* GOAL:
Look through the records below and give the number of lines holding the string "curve", nothing more.

* TASK DATA:

○ ○ ○ ○ ○ ○ ○

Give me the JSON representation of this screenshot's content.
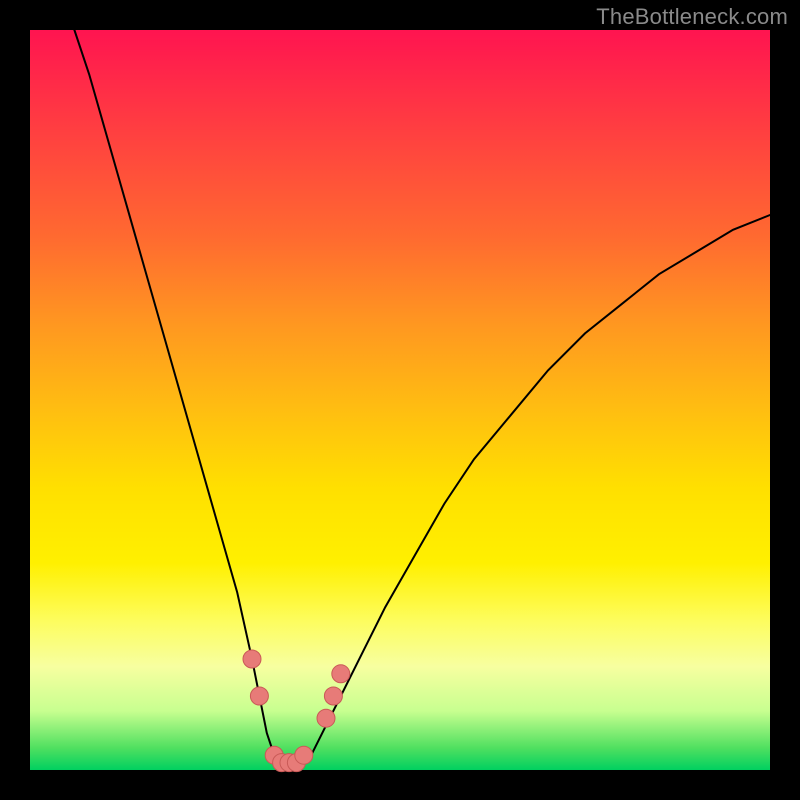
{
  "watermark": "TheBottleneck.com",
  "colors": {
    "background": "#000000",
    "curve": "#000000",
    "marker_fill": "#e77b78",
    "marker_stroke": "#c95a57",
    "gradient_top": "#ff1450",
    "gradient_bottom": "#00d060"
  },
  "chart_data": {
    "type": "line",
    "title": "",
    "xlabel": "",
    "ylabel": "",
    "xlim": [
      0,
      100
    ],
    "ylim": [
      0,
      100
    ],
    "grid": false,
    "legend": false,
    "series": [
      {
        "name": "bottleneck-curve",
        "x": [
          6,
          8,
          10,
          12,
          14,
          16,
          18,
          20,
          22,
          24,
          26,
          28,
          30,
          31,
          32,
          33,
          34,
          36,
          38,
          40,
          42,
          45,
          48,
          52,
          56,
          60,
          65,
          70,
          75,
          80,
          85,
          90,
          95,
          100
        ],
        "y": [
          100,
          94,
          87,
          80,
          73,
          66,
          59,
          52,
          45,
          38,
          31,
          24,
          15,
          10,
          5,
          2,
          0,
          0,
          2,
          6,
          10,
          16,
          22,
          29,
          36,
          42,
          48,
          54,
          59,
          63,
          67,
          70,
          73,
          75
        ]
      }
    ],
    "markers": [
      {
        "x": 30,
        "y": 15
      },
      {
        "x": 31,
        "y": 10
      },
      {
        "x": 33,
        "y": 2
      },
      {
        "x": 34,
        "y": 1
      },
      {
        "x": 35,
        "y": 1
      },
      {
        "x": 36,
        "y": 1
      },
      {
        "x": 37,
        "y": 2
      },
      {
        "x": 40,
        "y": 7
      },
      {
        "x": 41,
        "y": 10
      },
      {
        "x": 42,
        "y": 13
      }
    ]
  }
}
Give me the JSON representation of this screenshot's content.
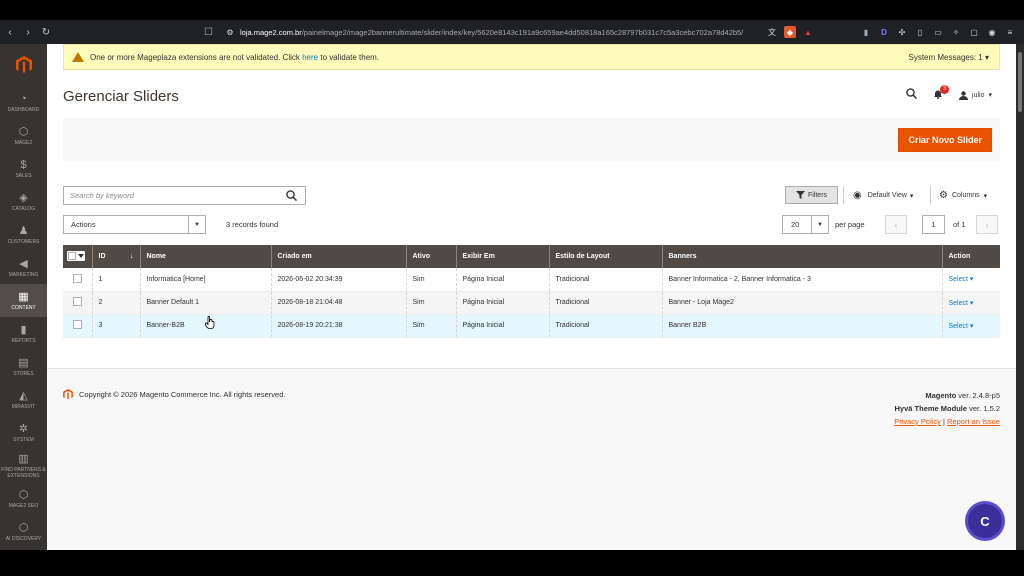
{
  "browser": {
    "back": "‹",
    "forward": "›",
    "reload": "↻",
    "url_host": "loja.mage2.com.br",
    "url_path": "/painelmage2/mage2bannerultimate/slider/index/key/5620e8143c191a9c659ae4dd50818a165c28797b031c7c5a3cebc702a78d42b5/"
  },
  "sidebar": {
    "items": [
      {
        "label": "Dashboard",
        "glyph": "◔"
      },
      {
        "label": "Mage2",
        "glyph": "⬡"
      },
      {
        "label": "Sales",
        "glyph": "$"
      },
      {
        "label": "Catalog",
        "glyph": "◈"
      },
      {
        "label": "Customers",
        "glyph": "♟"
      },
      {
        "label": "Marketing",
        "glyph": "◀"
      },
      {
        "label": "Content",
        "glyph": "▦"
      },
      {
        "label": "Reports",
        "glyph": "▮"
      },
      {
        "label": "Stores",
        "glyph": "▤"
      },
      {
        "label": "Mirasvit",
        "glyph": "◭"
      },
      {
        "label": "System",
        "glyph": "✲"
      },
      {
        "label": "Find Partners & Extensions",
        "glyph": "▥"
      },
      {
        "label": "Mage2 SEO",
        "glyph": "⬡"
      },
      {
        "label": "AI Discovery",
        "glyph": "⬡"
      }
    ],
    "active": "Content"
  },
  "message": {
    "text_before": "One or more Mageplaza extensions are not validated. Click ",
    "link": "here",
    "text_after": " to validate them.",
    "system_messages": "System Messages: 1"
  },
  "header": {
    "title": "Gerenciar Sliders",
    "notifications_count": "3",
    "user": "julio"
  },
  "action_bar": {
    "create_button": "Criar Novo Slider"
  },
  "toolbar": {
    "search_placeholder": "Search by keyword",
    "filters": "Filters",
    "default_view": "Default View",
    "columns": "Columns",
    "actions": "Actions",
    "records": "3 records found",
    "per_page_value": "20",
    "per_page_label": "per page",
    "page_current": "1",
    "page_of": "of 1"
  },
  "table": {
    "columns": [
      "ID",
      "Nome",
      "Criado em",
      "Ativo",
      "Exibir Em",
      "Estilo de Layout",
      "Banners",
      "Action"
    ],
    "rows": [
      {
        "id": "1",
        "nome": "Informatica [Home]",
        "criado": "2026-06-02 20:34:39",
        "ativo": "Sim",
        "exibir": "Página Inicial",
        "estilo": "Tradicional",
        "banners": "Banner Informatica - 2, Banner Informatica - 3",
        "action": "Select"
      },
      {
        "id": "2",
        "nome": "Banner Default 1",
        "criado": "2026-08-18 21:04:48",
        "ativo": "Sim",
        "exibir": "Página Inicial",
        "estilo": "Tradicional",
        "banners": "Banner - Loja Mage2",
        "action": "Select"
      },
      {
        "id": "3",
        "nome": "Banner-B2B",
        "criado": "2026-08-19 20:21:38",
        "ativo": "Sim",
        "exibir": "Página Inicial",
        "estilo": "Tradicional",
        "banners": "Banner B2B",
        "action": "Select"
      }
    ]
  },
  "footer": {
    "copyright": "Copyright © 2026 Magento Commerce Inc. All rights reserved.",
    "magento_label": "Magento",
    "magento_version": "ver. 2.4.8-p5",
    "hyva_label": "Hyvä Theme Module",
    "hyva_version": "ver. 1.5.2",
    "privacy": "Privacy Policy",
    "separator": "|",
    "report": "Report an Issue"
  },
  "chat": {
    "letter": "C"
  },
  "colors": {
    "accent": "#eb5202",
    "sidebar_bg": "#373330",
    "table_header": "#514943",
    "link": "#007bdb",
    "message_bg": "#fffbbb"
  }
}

○ ○ ○ ○ ○ ○ ○

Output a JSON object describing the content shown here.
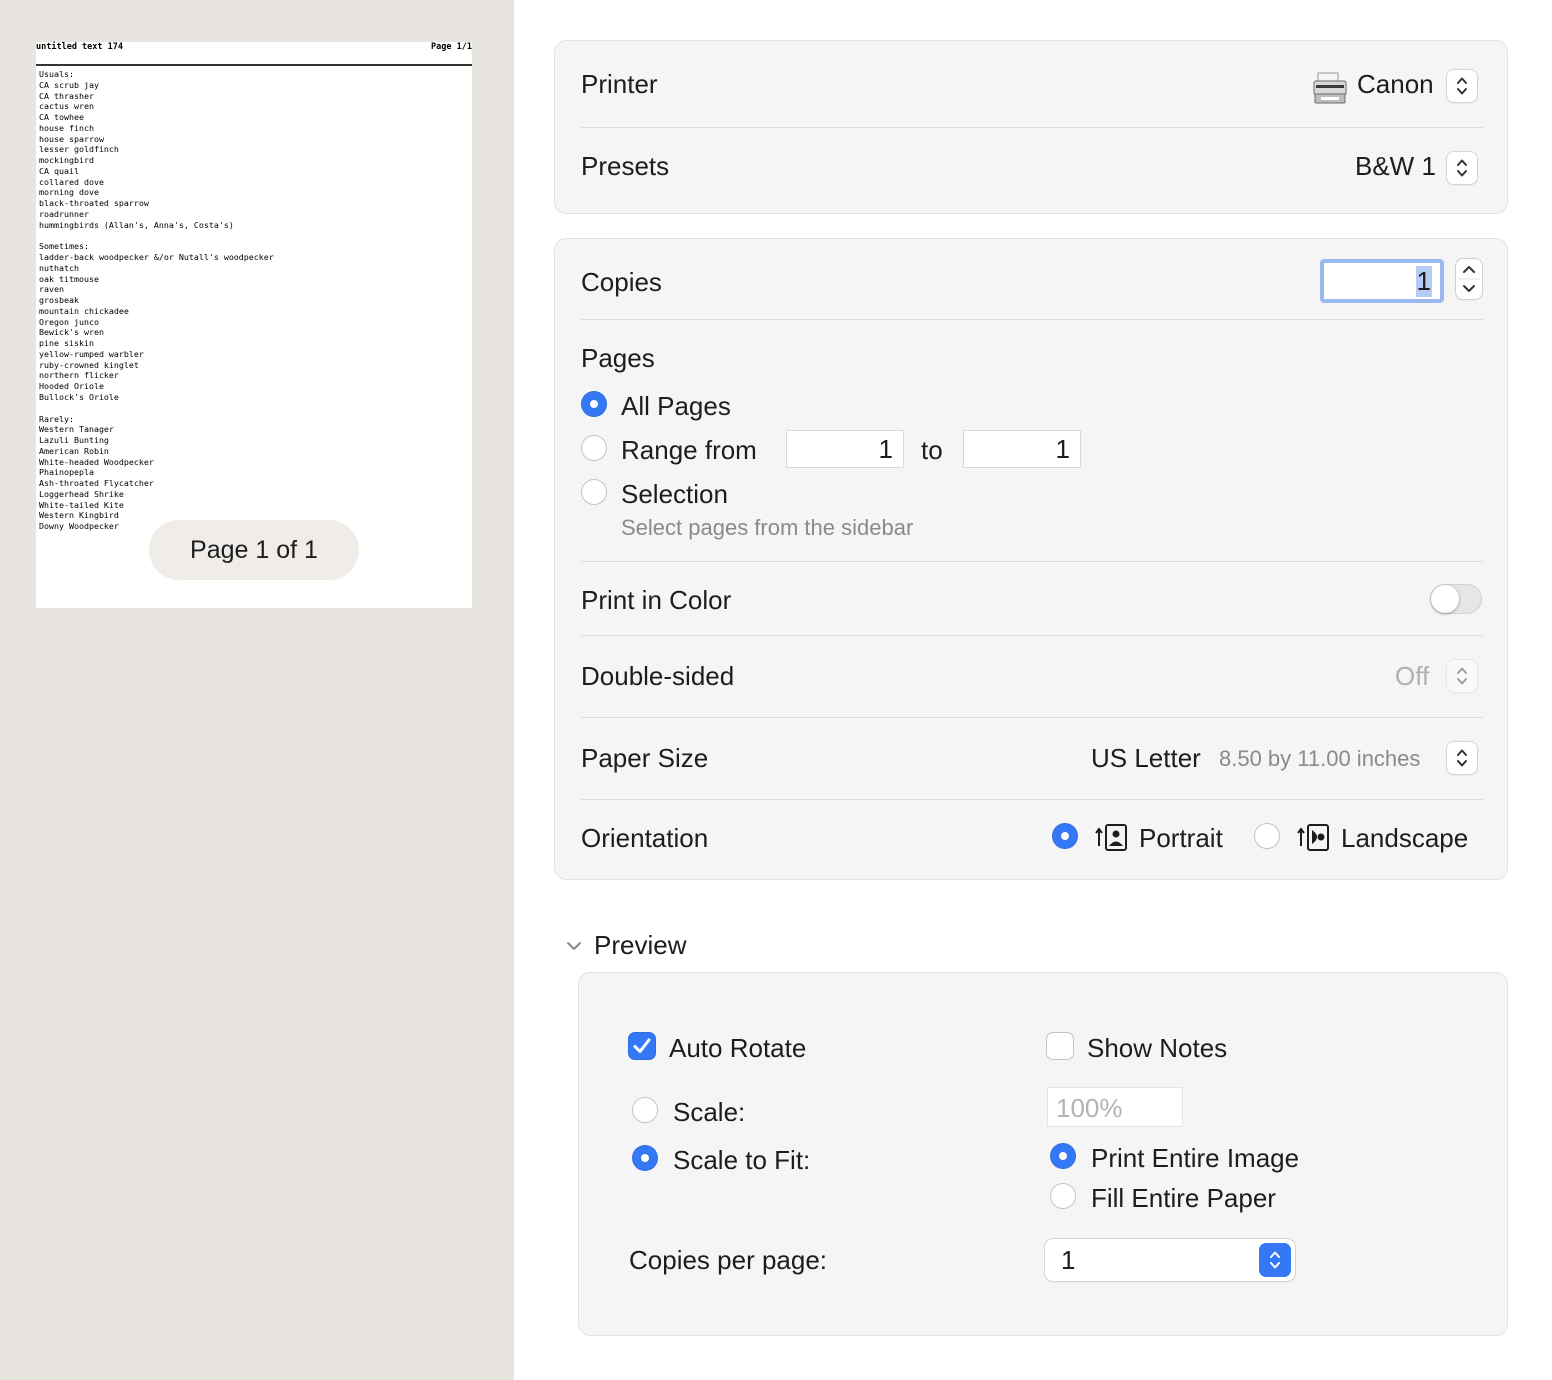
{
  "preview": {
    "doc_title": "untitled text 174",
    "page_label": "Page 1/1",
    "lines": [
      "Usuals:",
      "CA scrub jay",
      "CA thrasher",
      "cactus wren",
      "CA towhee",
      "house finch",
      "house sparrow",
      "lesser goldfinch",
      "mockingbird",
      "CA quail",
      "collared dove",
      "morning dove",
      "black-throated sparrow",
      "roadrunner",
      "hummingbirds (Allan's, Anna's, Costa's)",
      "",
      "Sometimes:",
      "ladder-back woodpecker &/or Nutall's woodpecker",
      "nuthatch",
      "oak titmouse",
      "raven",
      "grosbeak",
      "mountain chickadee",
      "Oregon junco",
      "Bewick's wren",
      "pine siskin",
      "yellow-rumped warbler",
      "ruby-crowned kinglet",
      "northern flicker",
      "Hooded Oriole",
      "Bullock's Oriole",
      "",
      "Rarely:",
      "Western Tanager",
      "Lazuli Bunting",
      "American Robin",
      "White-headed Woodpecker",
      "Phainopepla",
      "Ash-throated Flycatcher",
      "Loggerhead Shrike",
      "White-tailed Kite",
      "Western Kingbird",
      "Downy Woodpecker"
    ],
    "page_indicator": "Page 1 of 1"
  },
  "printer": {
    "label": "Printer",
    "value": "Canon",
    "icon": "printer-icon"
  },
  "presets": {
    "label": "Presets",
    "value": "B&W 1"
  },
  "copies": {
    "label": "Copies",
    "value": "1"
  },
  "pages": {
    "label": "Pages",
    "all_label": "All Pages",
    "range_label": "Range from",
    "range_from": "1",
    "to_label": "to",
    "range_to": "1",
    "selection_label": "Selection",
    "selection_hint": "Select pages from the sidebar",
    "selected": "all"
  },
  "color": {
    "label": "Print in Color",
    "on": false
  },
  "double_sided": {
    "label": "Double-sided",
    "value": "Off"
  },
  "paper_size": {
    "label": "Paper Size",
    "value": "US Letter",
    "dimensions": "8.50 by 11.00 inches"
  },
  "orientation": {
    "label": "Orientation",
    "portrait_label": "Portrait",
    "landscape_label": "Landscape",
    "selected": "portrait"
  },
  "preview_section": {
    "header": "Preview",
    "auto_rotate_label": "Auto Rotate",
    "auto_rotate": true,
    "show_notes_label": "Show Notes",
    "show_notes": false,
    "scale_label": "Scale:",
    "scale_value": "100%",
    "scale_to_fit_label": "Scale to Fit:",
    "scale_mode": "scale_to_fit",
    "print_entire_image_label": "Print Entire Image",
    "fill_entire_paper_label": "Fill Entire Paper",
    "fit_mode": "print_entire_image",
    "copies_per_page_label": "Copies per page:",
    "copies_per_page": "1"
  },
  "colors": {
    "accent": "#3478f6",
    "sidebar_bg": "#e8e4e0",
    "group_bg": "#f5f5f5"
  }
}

○ ○ ○ ○ ○ ○ ○

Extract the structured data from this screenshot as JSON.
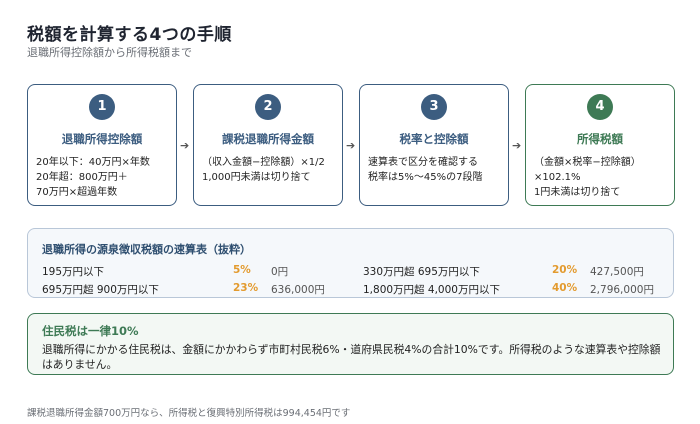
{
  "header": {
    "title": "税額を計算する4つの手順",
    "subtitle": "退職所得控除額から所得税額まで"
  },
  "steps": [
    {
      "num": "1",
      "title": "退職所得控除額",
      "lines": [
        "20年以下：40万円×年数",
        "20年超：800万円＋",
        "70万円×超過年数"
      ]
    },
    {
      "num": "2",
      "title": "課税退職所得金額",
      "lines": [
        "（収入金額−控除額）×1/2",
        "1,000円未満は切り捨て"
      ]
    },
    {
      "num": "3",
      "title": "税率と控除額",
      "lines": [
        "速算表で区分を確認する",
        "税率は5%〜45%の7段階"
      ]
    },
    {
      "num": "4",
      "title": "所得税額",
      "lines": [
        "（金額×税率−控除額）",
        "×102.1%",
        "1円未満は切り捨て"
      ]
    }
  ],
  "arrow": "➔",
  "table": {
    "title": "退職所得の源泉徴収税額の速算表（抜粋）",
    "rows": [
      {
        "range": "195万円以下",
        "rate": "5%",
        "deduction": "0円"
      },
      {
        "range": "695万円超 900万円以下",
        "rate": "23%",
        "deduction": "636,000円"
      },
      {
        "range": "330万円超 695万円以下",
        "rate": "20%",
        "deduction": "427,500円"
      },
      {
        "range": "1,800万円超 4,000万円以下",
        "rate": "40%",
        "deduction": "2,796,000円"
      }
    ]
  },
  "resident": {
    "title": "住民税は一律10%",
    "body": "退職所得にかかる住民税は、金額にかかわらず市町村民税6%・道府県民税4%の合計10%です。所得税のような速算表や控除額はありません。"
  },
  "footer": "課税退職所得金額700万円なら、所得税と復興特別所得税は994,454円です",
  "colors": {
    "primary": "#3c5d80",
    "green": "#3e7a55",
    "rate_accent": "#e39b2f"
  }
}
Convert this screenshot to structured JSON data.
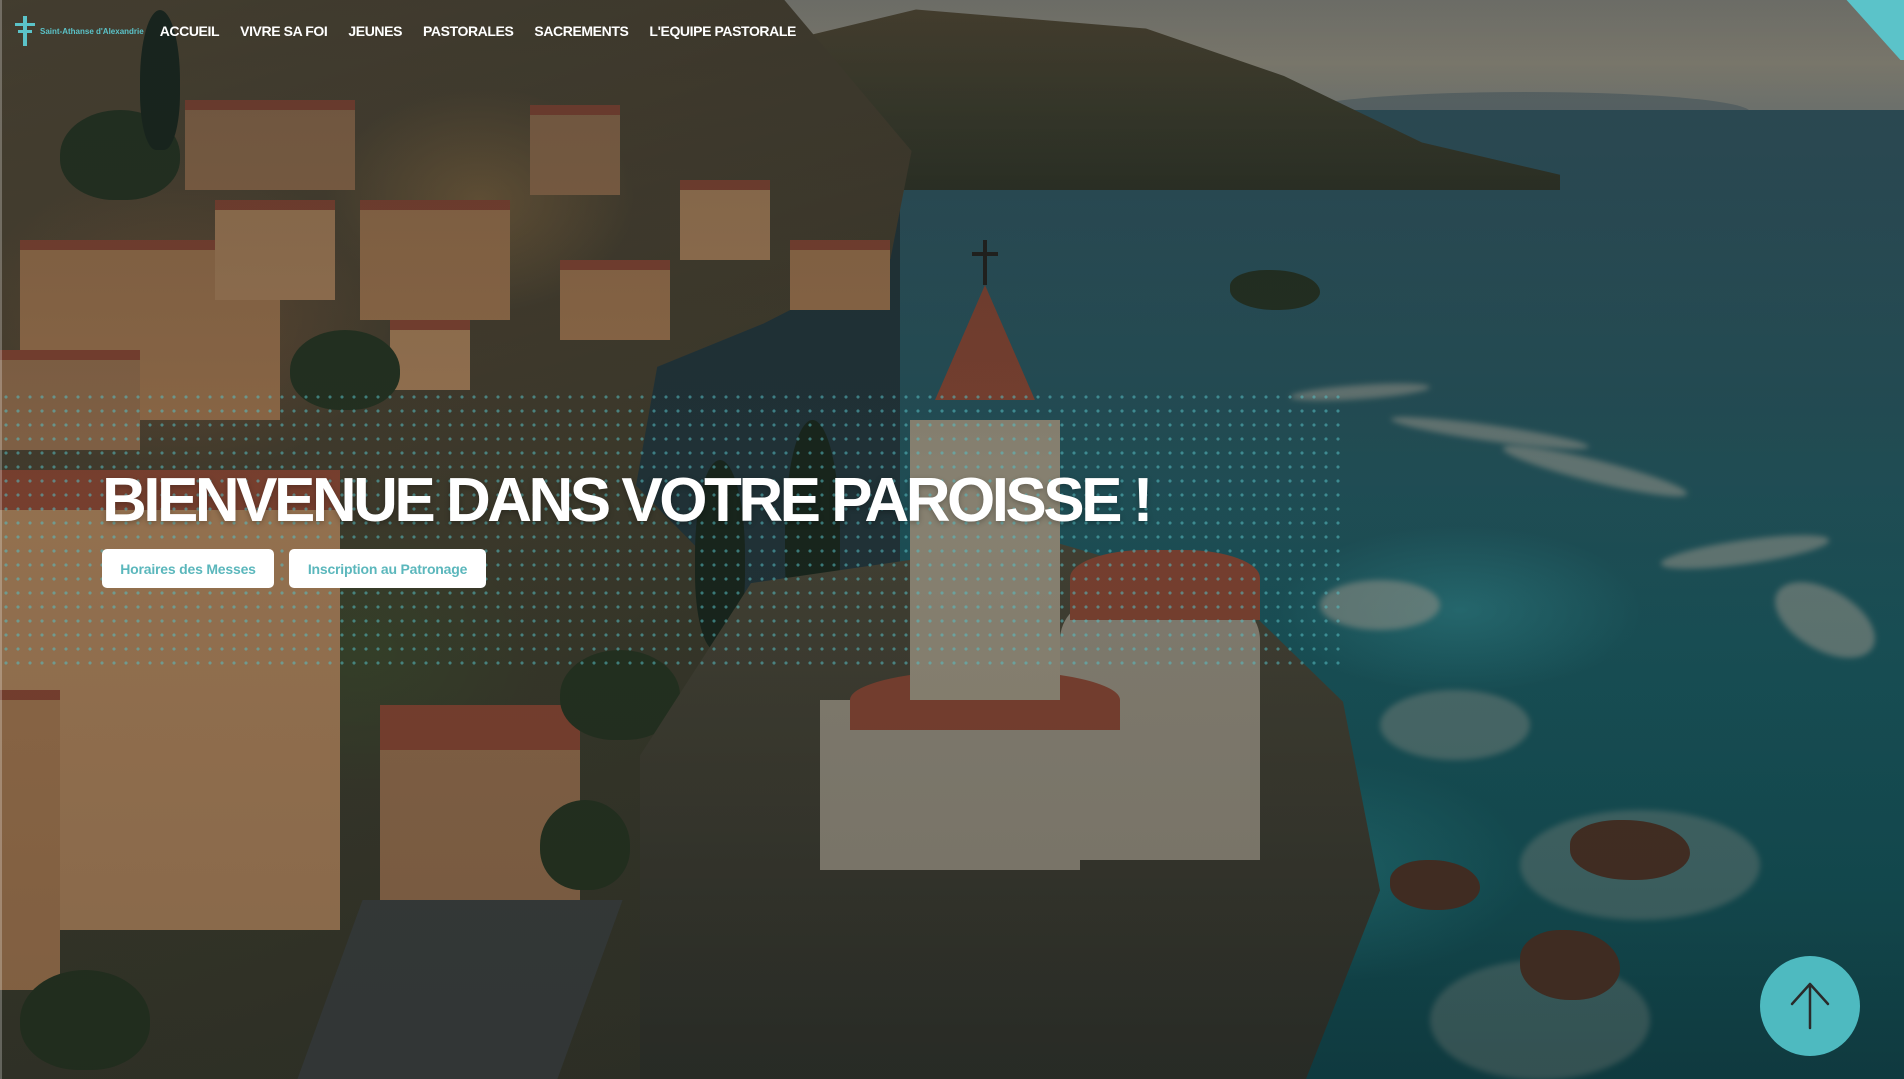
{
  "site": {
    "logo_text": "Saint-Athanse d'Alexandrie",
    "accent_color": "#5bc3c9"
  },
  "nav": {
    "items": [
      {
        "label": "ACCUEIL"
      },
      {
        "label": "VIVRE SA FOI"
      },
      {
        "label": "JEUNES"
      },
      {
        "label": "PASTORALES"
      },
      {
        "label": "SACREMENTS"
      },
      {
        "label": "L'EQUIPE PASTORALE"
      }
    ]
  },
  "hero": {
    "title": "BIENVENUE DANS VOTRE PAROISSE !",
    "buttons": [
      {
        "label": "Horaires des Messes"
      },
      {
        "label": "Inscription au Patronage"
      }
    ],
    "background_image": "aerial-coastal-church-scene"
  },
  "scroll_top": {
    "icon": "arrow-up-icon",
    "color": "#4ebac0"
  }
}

○ ○ ○ ○ ○ ○ ○

* CORRECT ANSWER:
2